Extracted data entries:
.....

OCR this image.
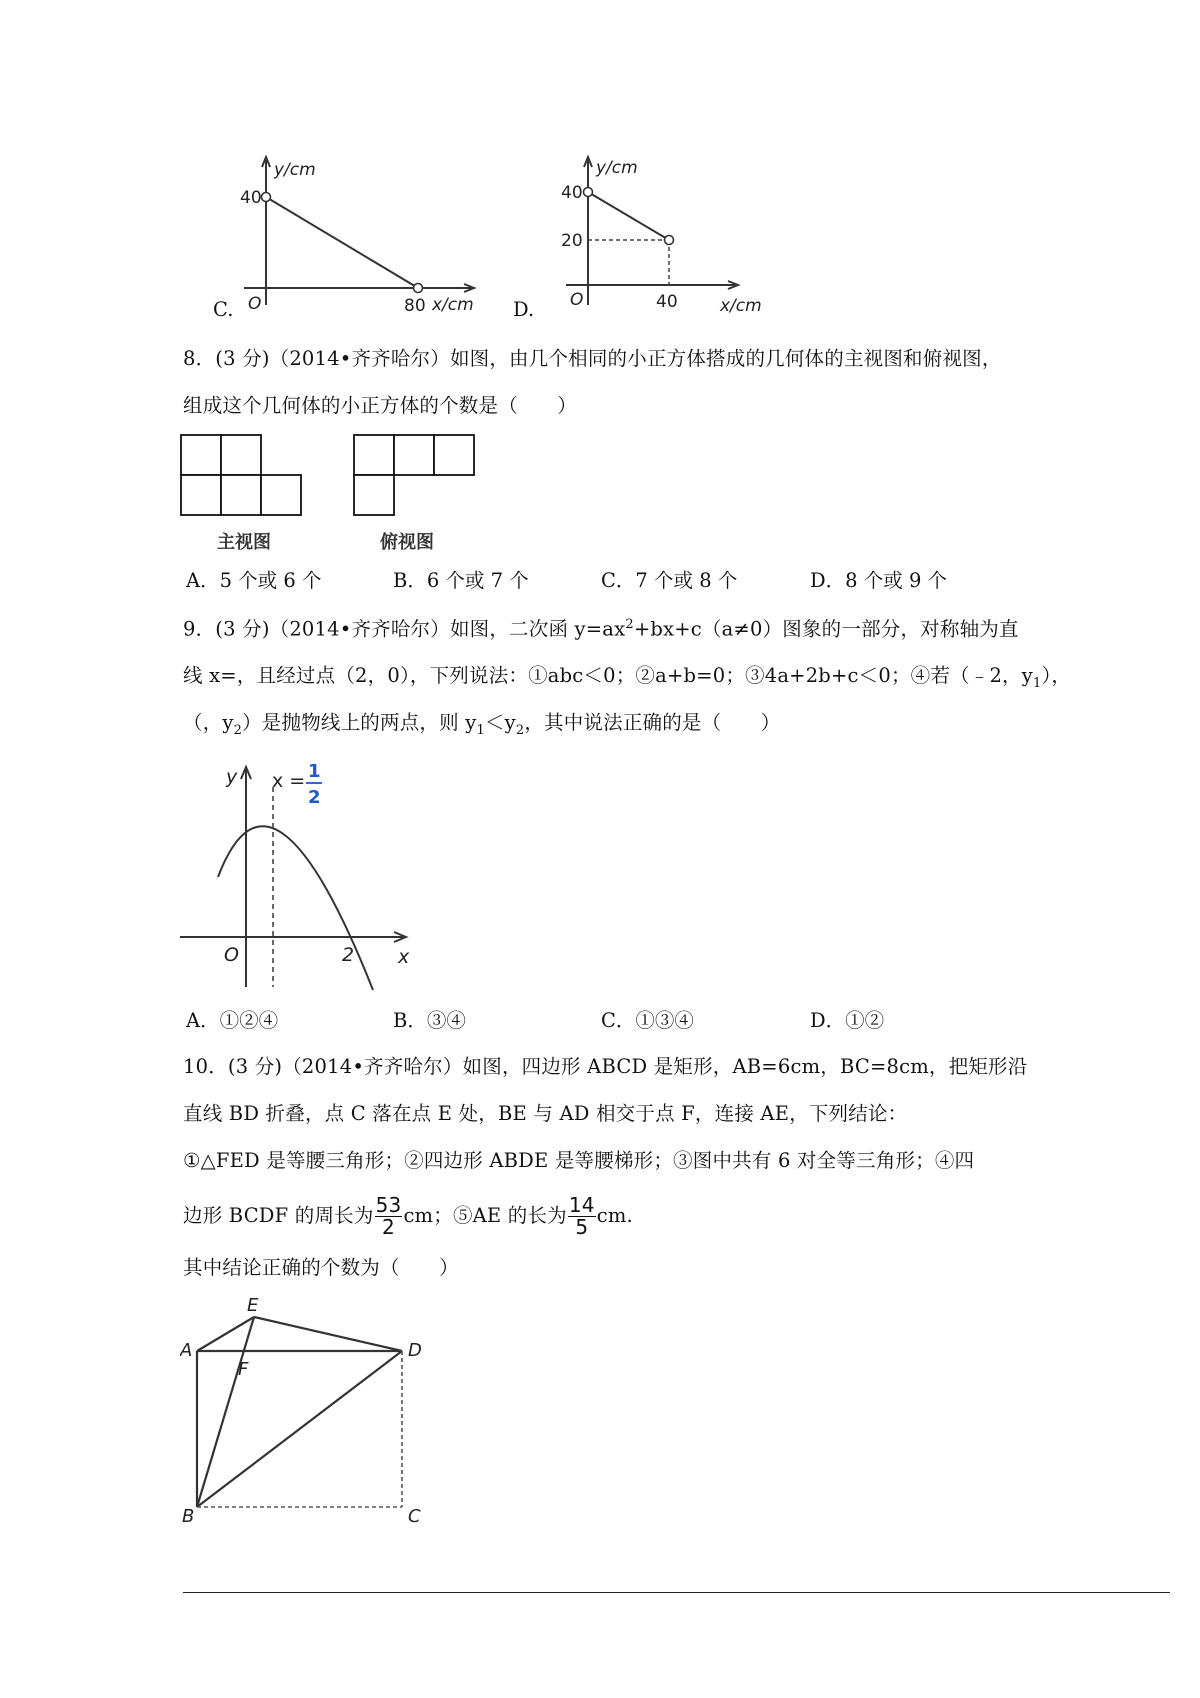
C.
y/cm
40
O	80 x/cm D.
y/cm
40
20
O	40 x/cm
8．(3 分)（2014•齐齐哈尔）如图，由几个相同的小正方体搭成的几何体的主视图和俯视图，
组成这个几何体的小正方体的个数是（　　）
主视图	俯视图
A．5 个或 6 个	B．6 个或 7 个	C．7 个或 8 个	D．8 个或 9 个
9．(3 分)（2014•齐齐哈尔）如图，二次函 $y=ax^2+bx+c(a\ne 0)$图象的一部分，对称轴为直
线 x=，且经过点（2，0），下列说法：①abc＜0；②a+b=0；③4a+2b+c＜0；④若（﹣2，$y_1$），
（，$y_2$）是抛物线上的两点，则 $y_1<y_2$，其中说法正确的是（　　）
y x = 1
2
O	2 x
A．①②④	B．③④	C．①③④	D．①②
10．(3 分)（2014•齐齐哈尔）如图，四边形 ABCD 是矩形，AB=6cm，BC=8cm，把矩形沿
直线 BD 折叠，点 C 落在点 E 处，BE 与 AD 相交于点 F，连接 AE，下列结论：
①△FED 是等腰三角形；②四边形 ABDE 是等腰梯形；③图中共有 6 对全等三角形；④四
边形 BCDF 的周长为 $\frac{53}{2}$ cm；⑤AE 的长为 $\frac{14}{5}$ cm.
其中结论正确的个数为（　　）
E
A
F
D
B	C
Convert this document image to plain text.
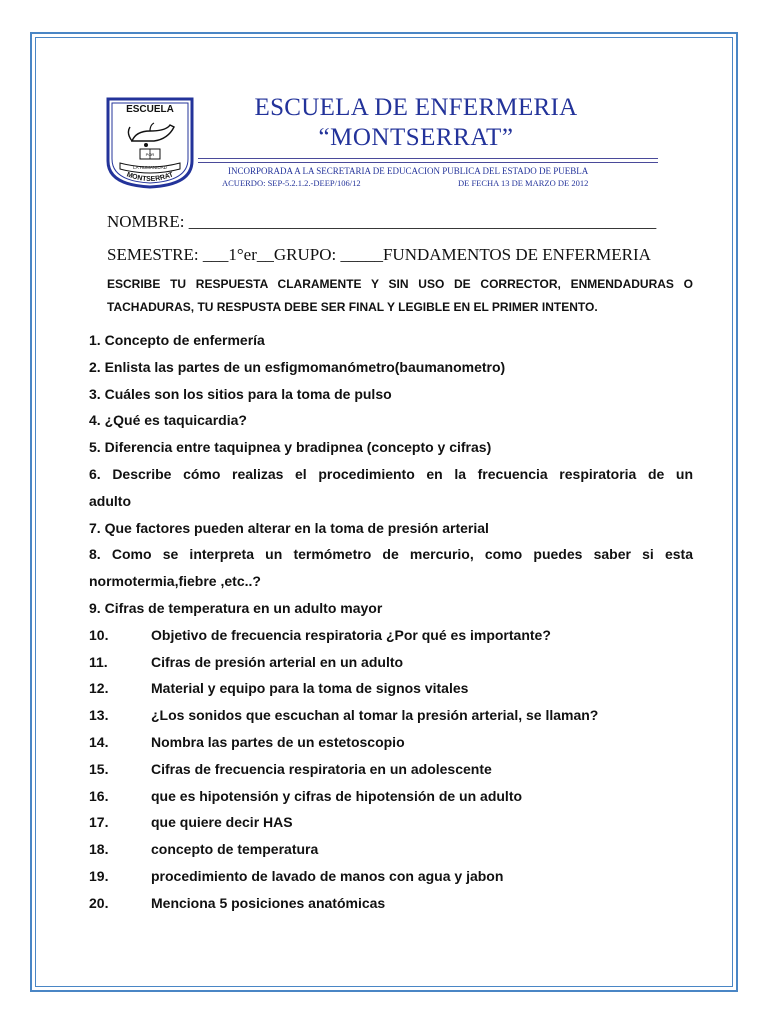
ESCUELA
POR
LA HUMANIDAD
MONTSERRAT
ESCUELA DE ENFERMERIA
“MONTSERRAT”
INCORPORADA A LA SECRETARIA DE EDUCACION PUBLICA DEL ESTADO DE PUEBLA
ACUERDO: SEP-5.2.1.2.-DEEP/106/12	DE FECHA 13 DE MARZO DE 2012
NOMBRE: _______________________________________________________
SEMESTRE: ___1°er__GRUPO: _____FUNDAMENTOS DE ENFERMERIA
ESCRIBE TU RESPUESTA CLARAMENTE Y SIN USO DE CORRECTOR, ENMENDADURAS O
TACHADURAS, TU RESPUSTA DEBE SER FINAL Y LEGIBLE EN EL PRIMER INTENTO.
1. Concepto de enfermería
2. Enlista las partes de un esfigmomanómetro(baumanometro)
3. Cuáles son los sitios para la toma de pulso
4. ¿Qué es taquicardia?
5. Diferencia entre taquipnea y bradipnea (concepto y cifras)
6. Describe cómo realizas el procedimiento en la frecuencia respiratoria de un
adulto
7. Que factores pueden alterar en la toma de presión arterial
8. Como se interpreta un termómetro de mercurio, como puedes saber si esta
normotermia,fiebre ,etc..?
9. Cifras de temperatura en un adulto mayor
10.	Objetivo de frecuencia respiratoria ¿Por qué es importante?
11.	Cifras de presión arterial en un adulto
12.	Material y equipo para la toma de signos vitales
13.	¿Los sonidos que escuchan al tomar la presión arterial, se llaman?
14.	Nombra las partes de un estetoscopio
15.	Cifras de frecuencia respiratoria en un adolescente
16.	que es hipotensión y cifras de hipotensión de un adulto
17.	que quiere decir HAS
18.	concepto de temperatura
19.	procedimiento de lavado de manos con agua y jabon
20.	Menciona 5 posiciones anatómicas
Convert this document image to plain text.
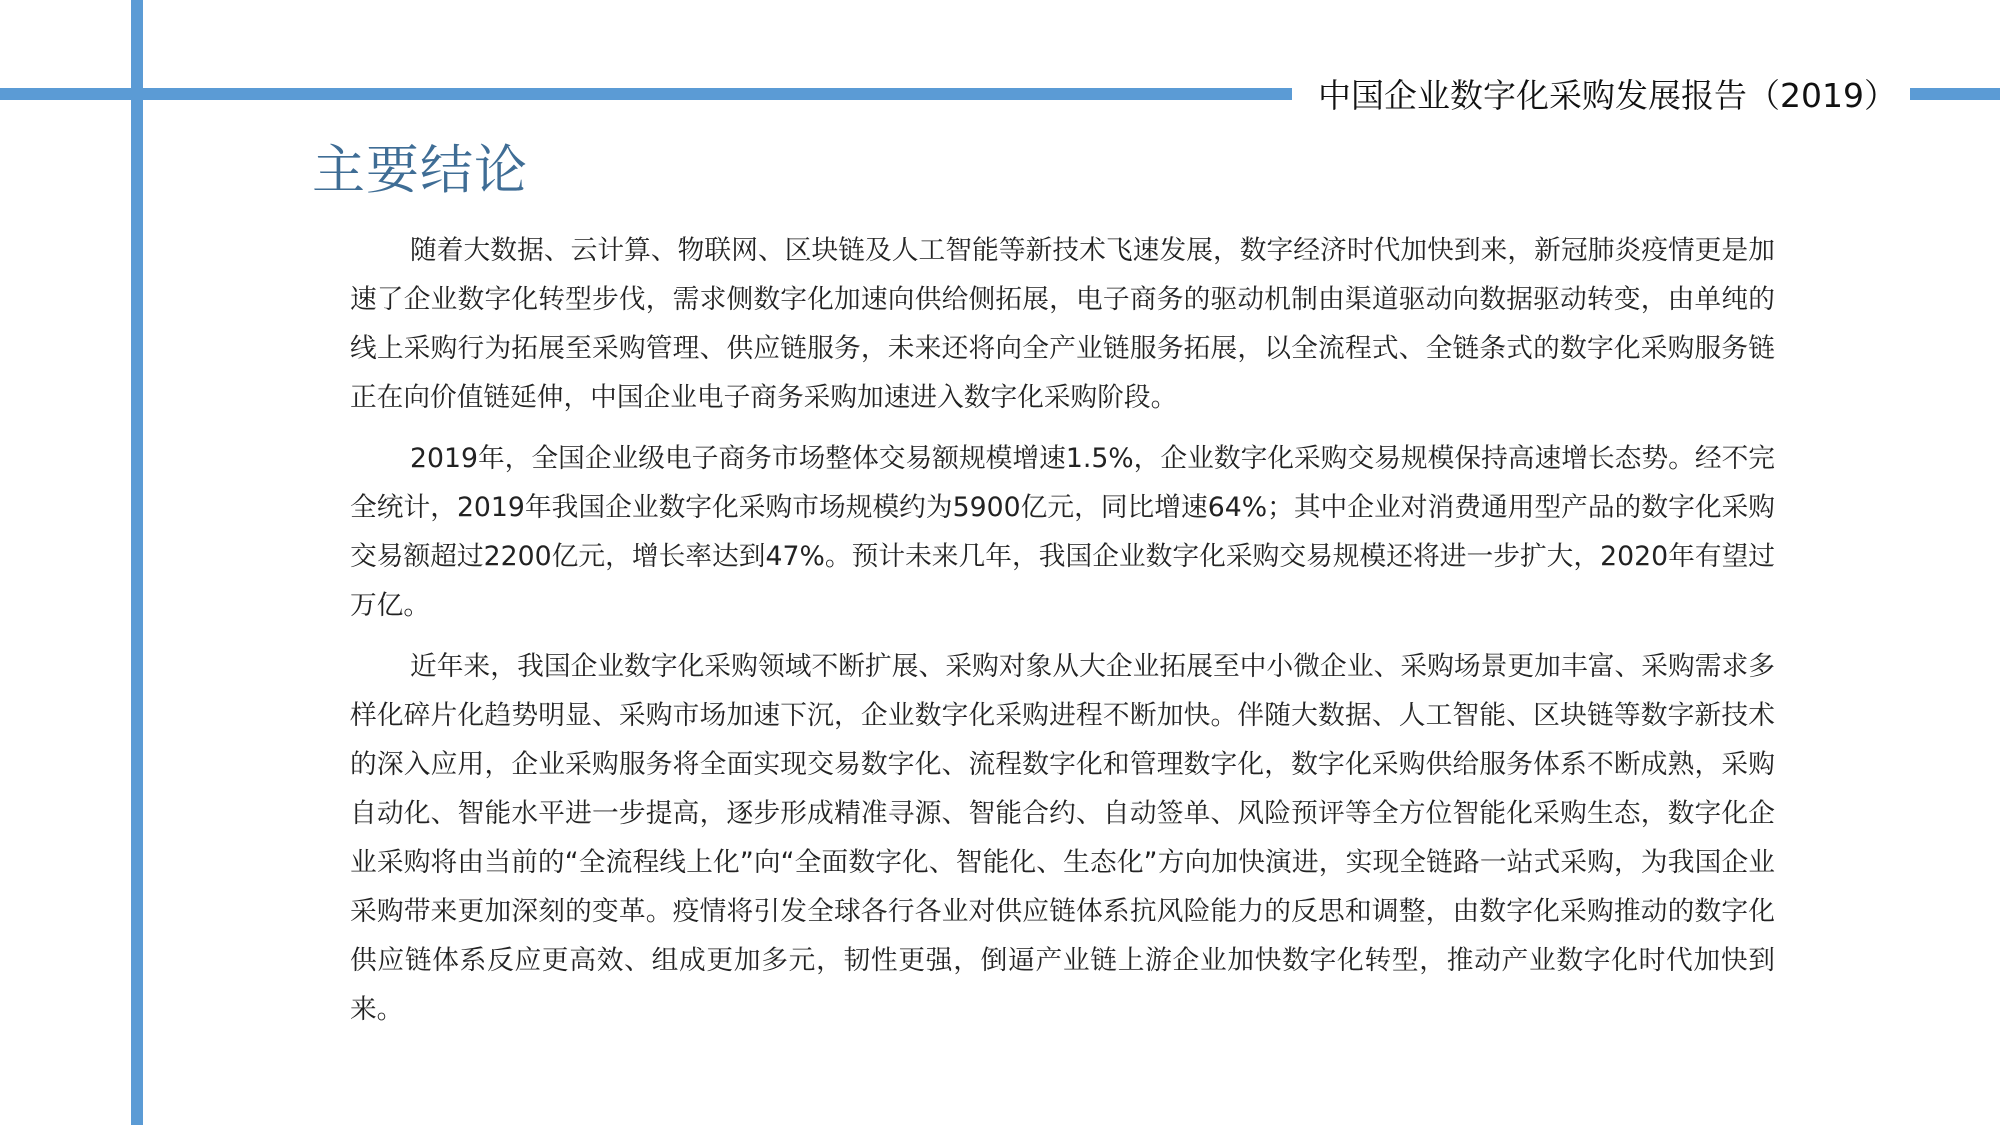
中国企业数字化采购发展报告（2019）
主要结论

随着大数据、云计算、物联网、区块链及人工智能等新技术飞速发展，数字经济时代加快到来，新冠肺炎疫情更是加速了企业数字化转型步伐，需求侧数字化加速向供给侧拓展，电子商务的驱动机制由渠道驱动向数据驱动转变，由单纯的线上采购行为拓展至采购管理、供应链服务，未来还将向全产业链服务拓展，以全流程式、全链条式的数字化采购服务链正在向价值链延伸，中国企业电子商务采购加速进入数字化采购阶段。

2019年，全国企业级电子商务市场整体交易额规模增速1.5%，企业数字化采购交易规模保持高速增长态势。经不完全统计，2019年我国企业数字化采购市场规模约为5900亿元，同比增速64%；其中企业对消费通用型产品的数字化采购交易额超过2200亿元，增长率达到47%。预计未来几年，我国企业数字化采购交易规模还将进一步扩大，2020年有望过万亿。

近年来，我国企业数字化采购领域不断扩展、采购对象从大企业拓展至中小微企业、采购场景更加丰富、采购需求多样化碎片化趋势明显、采购市场加速下沉，企业数字化采购进程不断加快。伴随大数据、人工智能、区块链等数字新技术的深入应用，企业采购服务将全面实现交易数字化、流程数字化和管理数字化，数字化采购供给服务体系不断成熟，采购自动化、智能水平进一步提高，逐步形成精准寻源、智能合约、自动签单、风险预评等全方位智能化采购生态，数字化企业采购将由当前的“全流程线上化”向“全面数字化、智能化、生态化”方向加快演进，实现全链路一站式采购，为我国企业采购带来更加深刻的变革。疫情将引发全球各行各业对供应链体系抗风险能力的反思和调整，由数字化采购推动的数字化供应链体系反应更高效、组成更加多元，韧性更强，倒逼产业链上游企业加快数字化转型，推动产业数字化时代加快到来。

.....

> [Description of the task] Each entry shown above must be quoted exactly, with its pictures left out.

> [Result for this exercise]
OCR this image.
C.
y/cm
40
O	80 x/cm D.
y/cm
40
20
O	40 x/cm
8．(3 分)（2014•齐齐哈尔）如图，由几个相同的小正方体搭成的几何体的主视图和俯视图，
组成这个几何体的小正方体的个数是（　　）
主视图	俯视图
A．5 个或 6 个	B．6 个或 7 个	C．7 个或 8 个	D．8 个或 9 个
9．(3 分)（2014•齐齐哈尔）如图，二次函 $y=ax^2+bx+c(a\ne 0)$图象的一部分，对称轴为直
线 x=，且经过点（2，0），下列说法：①abc＜0；②a+b=0；③4a+2b+c＜0；④若（﹣2，$y_1$），
（，$y_2$）是抛物线上的两点，则 $y_1<y_2$，其中说法正确的是（　　）
y x = 1
2
O	2 x
A．①②④	B．③④	C．①③④	D．①②
10．(3 分)（2014•齐齐哈尔）如图，四边形 ABCD 是矩形，AB=6cm，BC=8cm，把矩形沿
直线 BD 折叠，点 C 落在点 E 处，BE 与 AD 相交于点 F，连接 AE，下列结论：
①△FED 是等腰三角形；②四边形 ABDE 是等腰梯形；③图中共有 6 对全等三角形；④四
边形 BCDF 的周长为 $\frac{53}{2}$ cm；⑤AE 的长为 $\frac{14}{5}$ cm.
其中结论正确的个数为（　　）
E
A
F
D
B	C
Convert this document image to plain text.
ESCUELA
POR
LA HUMANIDAD
MONTSERRAT
ESCUELA DE ENFERMERIA
“MONTSERRAT”
INCORPORADA A LA SECRETARIA DE EDUCACION PUBLICA DEL ESTADO DE PUEBLA
ACUERDO: SEP-5.2.1.2.-DEEP/106/12	DE FECHA 13 DE MARZO DE 2012
NOMBRE: _______________________________________________________
SEMESTRE: ___1°er__GRUPO: _____FUNDAMENTOS DE ENFERMERIA
ESCRIBE TU RESPUESTA CLARAMENTE Y SIN USO DE CORRECTOR, ENMENDADURAS O
TACHADURAS, TU RESPUSTA DEBE SER FINAL Y LEGIBLE EN EL PRIMER INTENTO.
1. Concepto de enfermería
2. Enlista las partes de un esfigmomanómetro(baumanometro)
3. Cuáles son los sitios para la toma de pulso
4. ¿Qué es taquicardia?
5. Diferencia entre taquipnea y bradipnea (concepto y cifras)
6. Describe cómo realizas el procedimiento en la frecuencia respiratoria de un
adulto
7. Que factores pueden alterar en la toma de presión arterial
8. Como se interpreta un termómetro de mercurio, como puedes saber si esta
normotermia,fiebre ,etc..?
9. Cifras de temperatura en un adulto mayor
10.	Objetivo de frecuencia respiratoria ¿Por qué es importante?
11.	Cifras de presión arterial en un adulto
12.	Material y equipo para la toma de signos vitales
13.	¿Los sonidos que escuchan al tomar la presión arterial, se llaman?
14.	Nombra las partes de un estetoscopio
15.	Cifras de frecuencia respiratoria en un adolescente
16.	que es hipotensión y cifras de hipotensión de un adulto
17.	que quiere decir HAS
18.	concepto de temperatura
19.	procedimiento de lavado de manos con agua y jabon
20.	Menciona 5 posiciones anatómicas
Convert this document image to plain text.
中国企业数字化采购发展报告（2019）
主要结论

随着大数据、云计算、物联网、区块链及人工智能等新技术飞速发展，数字经济时代加快到来，新冠肺炎疫情更是加速了企业数字化转型步伐，需求侧数字化加速向供给侧拓展，电子商务的驱动机制由渠道驱动向数据驱动转变，由单纯的线上采购行为拓展至采购管理、供应链服务，未来还将向全产业链服务拓展，以全流程式、全链条式的数字化采购服务链正在向价值链延伸，中国企业电子商务采购加速进入数字化采购阶段。

2019年，全国企业级电子商务市场整体交易额规模增速1.5%，企业数字化采购交易规模保持高速增长态势。经不完全统计，2019年我国企业数字化采购市场规模约为5900亿元，同比增速64%；其中企业对消费通用型产品的数字化采购交易额超过2200亿元，增长率达到47%。预计未来几年，我国企业数字化采购交易规模还将进一步扩大，2020年有望过万亿。

近年来，我国企业数字化采购领域不断扩展、采购对象从大企业拓展至中小微企业、采购场景更加丰富、采购需求多样化碎片化趋势明显、采购市场加速下沉，企业数字化采购进程不断加快。伴随大数据、人工智能、区块链等数字新技术的深入应用，企业采购服务将全面实现交易数字化、流程数字化和管理数字化，数字化采购供给服务体系不断成熟，采购自动化、智能水平进一步提高，逐步形成精准寻源、智能合约、自动签单、风险预评等全方位智能化采购生态，数字化企业采购将由当前的“全流程线上化”向“全面数字化、智能化、生态化”方向加快演进，实现全链路一站式采购，为我国企业采购带来更加深刻的变革。疫情将引发全球各行各业对供应链体系抗风险能力的反思和调整，由数字化采购推动的数字化供应链体系反应更高效、组成更加多元，韧性更强，倒逼产业链上游企业加快数字化转型，推动产业数字化时代加快到来。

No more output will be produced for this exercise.